Figure dataset records:

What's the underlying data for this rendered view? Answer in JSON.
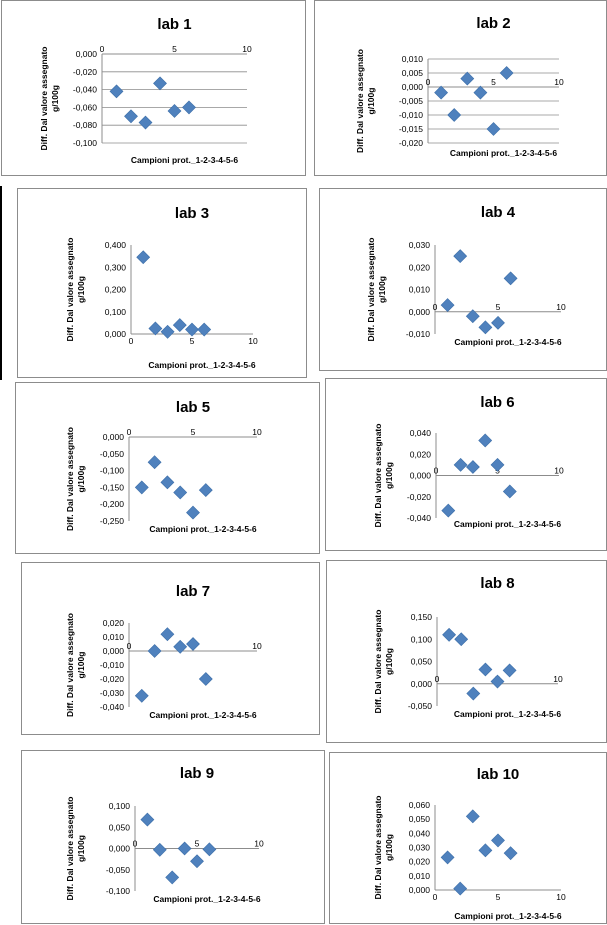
{
  "colors": {
    "marker": "#4f81bd",
    "marker_edge": "#3c6ea8",
    "grid": "#8c8c8c",
    "axis": "#8c8c8c",
    "text": "#000000"
  },
  "chart_data": [
    {
      "type": "scatter",
      "title": "lab 1",
      "xlabel": "Campioni prot._1-2-3-4-5-6",
      "ylabel": [
        "Diff. Dal valore assegnato",
        "g/100g"
      ],
      "xlim": [
        0,
        10
      ],
      "xticks": [
        0,
        5,
        10
      ],
      "x_tick_labels": [
        "0",
        "5",
        "10"
      ],
      "ylim": [
        -0.1,
        0.0
      ],
      "yticks": [
        -0.1,
        -0.08,
        -0.06,
        -0.04,
        -0.02,
        0.0
      ],
      "y_tick_labels": [
        "-0,100",
        "-0,080",
        "-0,060",
        "-0,040",
        "-0,020",
        "0,000"
      ],
      "grid": true,
      "points": [
        {
          "x": 1,
          "y": -0.042
        },
        {
          "x": 2,
          "y": -0.07
        },
        {
          "x": 3,
          "y": -0.077
        },
        {
          "x": 4,
          "y": -0.033
        },
        {
          "x": 5,
          "y": -0.064
        },
        {
          "x": 6,
          "y": -0.06
        }
      ]
    },
    {
      "type": "scatter",
      "title": "lab 2",
      "xlabel": "Campioni prot._1-2-3-4-5-6",
      "ylabel": [
        "Diff. Dal valore assegnato",
        "g/100g"
      ],
      "xlim": [
        0,
        10
      ],
      "xticks": [
        0,
        5,
        10
      ],
      "x_tick_labels": [
        "0",
        "5",
        "10"
      ],
      "ylim": [
        -0.02,
        0.01
      ],
      "yticks": [
        -0.02,
        -0.015,
        -0.01,
        -0.005,
        0.0,
        0.005,
        0.01
      ],
      "y_tick_labels": [
        "-0,020",
        "-0,015",
        "-0,010",
        "-0,005",
        "0,000",
        "0,005",
        "0,010"
      ],
      "grid": true,
      "points": [
        {
          "x": 1,
          "y": -0.002
        },
        {
          "x": 2,
          "y": -0.01
        },
        {
          "x": 3,
          "y": 0.003
        },
        {
          "x": 4,
          "y": -0.002
        },
        {
          "x": 5,
          "y": -0.015
        },
        {
          "x": 6,
          "y": 0.005
        }
      ]
    },
    {
      "type": "scatter",
      "title": "lab 3",
      "xlabel": "Campioni prot._1-2-3-4-5-6",
      "ylabel": [
        "Diff. Dal valore assegnato",
        "g/100g"
      ],
      "xlim": [
        0,
        10
      ],
      "xticks": [
        0,
        5,
        10
      ],
      "x_tick_labels": [
        "0",
        "5",
        "10"
      ],
      "ylim": [
        0.0,
        0.4
      ],
      "yticks": [
        0.0,
        0.1,
        0.2,
        0.3,
        0.4
      ],
      "y_tick_labels": [
        "0,000",
        "0,100",
        "0,200",
        "0,300",
        "0,400"
      ],
      "grid": false,
      "points": [
        {
          "x": 1,
          "y": 0.345
        },
        {
          "x": 2,
          "y": 0.025
        },
        {
          "x": 3,
          "y": 0.01
        },
        {
          "x": 4,
          "y": 0.04
        },
        {
          "x": 5,
          "y": 0.02
        },
        {
          "x": 6,
          "y": 0.02
        }
      ]
    },
    {
      "type": "scatter",
      "title": "lab 4",
      "xlabel": "Campioni prot._1-2-3-4-5-6",
      "ylabel": [
        "Diff. Dal valore assegnato",
        "g/100g"
      ],
      "xlim": [
        0,
        10
      ],
      "xticks": [
        0,
        5,
        10
      ],
      "x_tick_labels": [
        "0",
        "5",
        "10"
      ],
      "ylim": [
        -0.01,
        0.03
      ],
      "yticks": [
        -0.01,
        0.0,
        0.01,
        0.02,
        0.03
      ],
      "y_tick_labels": [
        "-0,010",
        "0,000",
        "0,010",
        "0,020",
        "0,030"
      ],
      "grid": false,
      "points": [
        {
          "x": 1,
          "y": 0.003
        },
        {
          "x": 2,
          "y": 0.025
        },
        {
          "x": 3,
          "y": -0.002
        },
        {
          "x": 4,
          "y": -0.007
        },
        {
          "x": 5,
          "y": -0.005
        },
        {
          "x": 6,
          "y": 0.015
        }
      ]
    },
    {
      "type": "scatter",
      "title": "lab 5",
      "xlabel": "Campioni prot._1-2-3-4-5-6",
      "ylabel": [
        "Diff. Dal valore assegnato",
        "g/100g"
      ],
      "xlim": [
        0,
        10
      ],
      "xticks": [
        0,
        5,
        10
      ],
      "x_tick_labels": [
        "0",
        "5",
        "10"
      ],
      "ylim": [
        -0.25,
        0.0
      ],
      "yticks": [
        -0.25,
        -0.2,
        -0.15,
        -0.1,
        -0.05,
        0.0
      ],
      "y_tick_labels": [
        "-0,250",
        "-0,200",
        "-0,150",
        "-0,100",
        "-0,050",
        "0,000"
      ],
      "grid": false,
      "points": [
        {
          "x": 1,
          "y": -0.15
        },
        {
          "x": 2,
          "y": -0.075
        },
        {
          "x": 3,
          "y": -0.135
        },
        {
          "x": 4,
          "y": -0.165
        },
        {
          "x": 5,
          "y": -0.225
        },
        {
          "x": 6,
          "y": -0.158
        }
      ]
    },
    {
      "type": "scatter",
      "title": "lab 6",
      "xlabel": "Campioni prot._1-2-3-4-5-6",
      "ylabel": [
        "Diff. Dal valore assegnato",
        "g/100g"
      ],
      "xlim": [
        0,
        10
      ],
      "xticks": [
        0,
        5,
        10
      ],
      "x_tick_labels": [
        "0",
        "5",
        "10"
      ],
      "ylim": [
        -0.04,
        0.04
      ],
      "yticks": [
        -0.04,
        -0.02,
        0.0,
        0.02,
        0.04
      ],
      "y_tick_labels": [
        "-0,040",
        "-0,020",
        "0,000",
        "0,020",
        "0,040"
      ],
      "grid": false,
      "points": [
        {
          "x": 1,
          "y": -0.033
        },
        {
          "x": 2,
          "y": 0.01
        },
        {
          "x": 3,
          "y": 0.008
        },
        {
          "x": 4,
          "y": 0.033
        },
        {
          "x": 5,
          "y": 0.01
        },
        {
          "x": 6,
          "y": -0.015
        }
      ]
    },
    {
      "type": "scatter",
      "title": "lab 7",
      "xlabel": "Campioni prot._1-2-3-4-5-6",
      "ylabel": [
        "Diff. Dal valore assegnato",
        "g/100g"
      ],
      "xlim": [
        0,
        10
      ],
      "xticks": [
        0,
        5,
        10
      ],
      "x_tick_labels": [
        "0",
        "5",
        "10"
      ],
      "ylim": [
        -0.04,
        0.02
      ],
      "yticks": [
        -0.04,
        -0.03,
        -0.02,
        -0.01,
        0.0,
        0.01,
        0.02
      ],
      "y_tick_labels": [
        "-0,040",
        "-0,030",
        "-0,020",
        "-0,010",
        "0,000",
        "0,010",
        "0,020"
      ],
      "grid": false,
      "points": [
        {
          "x": 1,
          "y": -0.032
        },
        {
          "x": 2,
          "y": 0.0
        },
        {
          "x": 3,
          "y": 0.012
        },
        {
          "x": 4,
          "y": 0.003
        },
        {
          "x": 5,
          "y": 0.005
        },
        {
          "x": 6,
          "y": -0.02
        }
      ]
    },
    {
      "type": "scatter",
      "title": "lab 8",
      "xlabel": "Campioni prot._1-2-3-4-5-6",
      "ylabel": [
        "Diff. Dal valore assegnato",
        "g/100g"
      ],
      "xlim": [
        0,
        10
      ],
      "xticks": [
        0,
        5,
        10
      ],
      "x_tick_labels": [
        "0",
        "5",
        "10"
      ],
      "ylim": [
        -0.05,
        0.15
      ],
      "yticks": [
        -0.05,
        0.0,
        0.05,
        0.1,
        0.15
      ],
      "y_tick_labels": [
        "-0,050",
        "0,000",
        "0,050",
        "0,100",
        "0,150"
      ],
      "grid": false,
      "points": [
        {
          "x": 1,
          "y": 0.11
        },
        {
          "x": 2,
          "y": 0.1
        },
        {
          "x": 3,
          "y": -0.022
        },
        {
          "x": 4,
          "y": 0.032
        },
        {
          "x": 5,
          "y": 0.005
        },
        {
          "x": 6,
          "y": 0.03
        }
      ]
    },
    {
      "type": "scatter",
      "title": "lab 9",
      "xlabel": "Campioni prot._1-2-3-4-5-6",
      "ylabel": [
        "Diff. Dal valore assegnato",
        "g/100g"
      ],
      "xlim": [
        0,
        10
      ],
      "xticks": [
        0,
        5,
        10
      ],
      "x_tick_labels": [
        "0",
        "5",
        "10"
      ],
      "ylim": [
        -0.1,
        0.1
      ],
      "yticks": [
        -0.1,
        -0.05,
        0.0,
        0.05,
        0.1
      ],
      "y_tick_labels": [
        "-0,100",
        "-0,050",
        "0,000",
        "0,050",
        "0,100"
      ],
      "grid": false,
      "points": [
        {
          "x": 1,
          "y": 0.068
        },
        {
          "x": 2,
          "y": -0.003
        },
        {
          "x": 3,
          "y": -0.068
        },
        {
          "x": 4,
          "y": 0.0
        },
        {
          "x": 5,
          "y": -0.03
        },
        {
          "x": 6,
          "y": -0.002
        }
      ]
    },
    {
      "type": "scatter",
      "title": "lab 10",
      "xlabel": "Campioni prot._1-2-3-4-5-6",
      "ylabel": [
        "Diff. Dal valore assegnato",
        "g/100g"
      ],
      "xlim": [
        0,
        10
      ],
      "xticks": [
        0,
        5,
        10
      ],
      "x_tick_labels": [
        "0",
        "5",
        "10"
      ],
      "ylim": [
        0.0,
        0.06
      ],
      "yticks": [
        0.0,
        0.01,
        0.02,
        0.03,
        0.04,
        0.05,
        0.06
      ],
      "y_tick_labels": [
        "0,000",
        "0,010",
        "0,020",
        "0,030",
        "0,040",
        "0,050",
        "0,060"
      ],
      "grid": false,
      "points": [
        {
          "x": 1,
          "y": 0.023
        },
        {
          "x": 2,
          "y": 0.001
        },
        {
          "x": 3,
          "y": 0.052
        },
        {
          "x": 4,
          "y": 0.028
        },
        {
          "x": 5,
          "y": 0.035
        },
        {
          "x": 6,
          "y": 0.026
        }
      ]
    }
  ]
}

Exercise requirements:
Using the records above, copy every line that has the word "title" in it.

Result below:
      "title": "lab 1",
      "title": "lab 2",
      "title": "lab 3",
      "title": "lab 4",
      "title": "lab 5",
      "title": "lab 6",
      "title": "lab 7",
      "title": "lab 8",
      "title": "lab 9",
      "title": "lab 10",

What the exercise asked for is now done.